* WORK REQUIRED
What you return should match every record exactly, with the images removed.

╭──

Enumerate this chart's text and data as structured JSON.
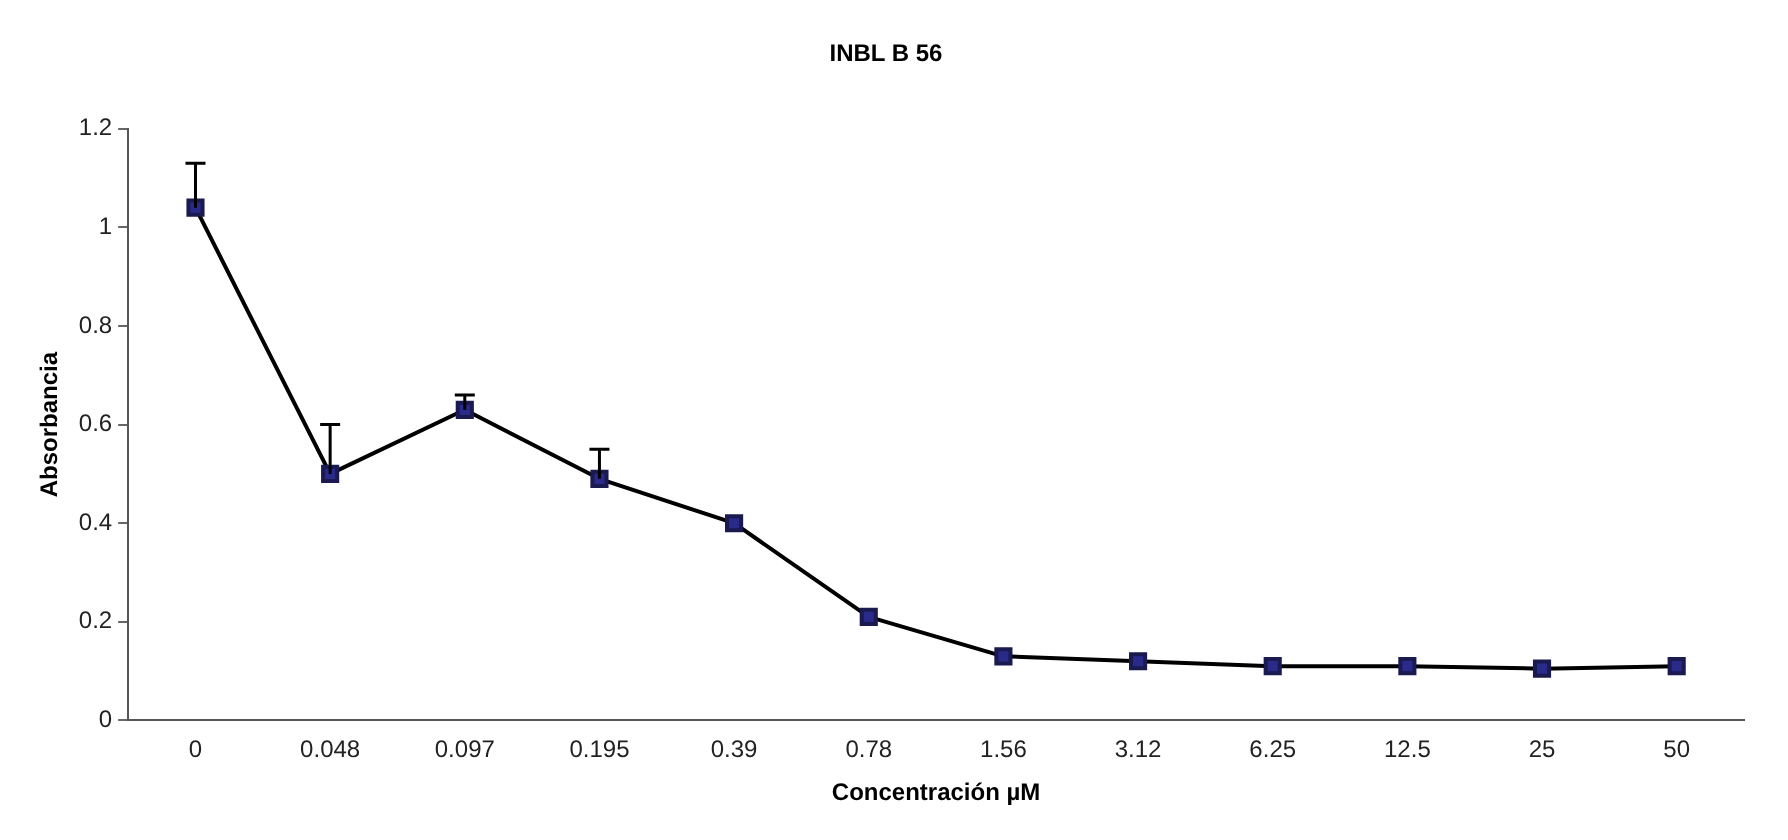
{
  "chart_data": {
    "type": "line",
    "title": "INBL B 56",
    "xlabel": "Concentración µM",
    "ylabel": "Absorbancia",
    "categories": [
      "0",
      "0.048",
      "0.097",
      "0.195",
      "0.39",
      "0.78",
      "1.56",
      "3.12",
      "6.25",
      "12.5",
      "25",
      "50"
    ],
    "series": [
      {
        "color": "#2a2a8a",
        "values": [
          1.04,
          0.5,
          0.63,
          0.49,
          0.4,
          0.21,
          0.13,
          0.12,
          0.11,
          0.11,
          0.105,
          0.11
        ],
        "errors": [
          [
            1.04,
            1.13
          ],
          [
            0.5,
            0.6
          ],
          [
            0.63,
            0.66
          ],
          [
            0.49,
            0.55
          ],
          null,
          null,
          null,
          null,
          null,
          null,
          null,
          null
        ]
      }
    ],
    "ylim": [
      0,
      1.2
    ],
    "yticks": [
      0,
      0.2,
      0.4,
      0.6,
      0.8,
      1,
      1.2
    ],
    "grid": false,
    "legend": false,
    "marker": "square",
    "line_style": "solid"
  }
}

╰──

* SOLUTION TO THIS PROBLEM
Enumerate this chart's text and data as structured JSON.
{
  "chart_data": {
    "type": "line",
    "title": "INBL B 56",
    "xlabel": "Concentración µM",
    "ylabel": "Absorbancia",
    "categories": [
      "0",
      "0.048",
      "0.097",
      "0.195",
      "0.39",
      "0.78",
      "1.56",
      "3.12",
      "6.25",
      "12.5",
      "25",
      "50"
    ],
    "series": [
      {
        "color": "#2a2a8a",
        "values": [
          1.04,
          0.5,
          0.63,
          0.49,
          0.4,
          0.21,
          0.13,
          0.12,
          0.11,
          0.11,
          0.105,
          0.11
        ],
        "errors": [
          [
            1.04,
            1.13
          ],
          [
            0.5,
            0.6
          ],
          [
            0.63,
            0.66
          ],
          [
            0.49,
            0.55
          ],
          null,
          null,
          null,
          null,
          null,
          null,
          null,
          null
        ]
      }
    ],
    "ylim": [
      0,
      1.2
    ],
    "yticks": [
      0,
      0.2,
      0.4,
      0.6,
      0.8,
      1,
      1.2
    ],
    "grid": false,
    "legend": false,
    "marker": "square",
    "line_style": "solid"
  }
}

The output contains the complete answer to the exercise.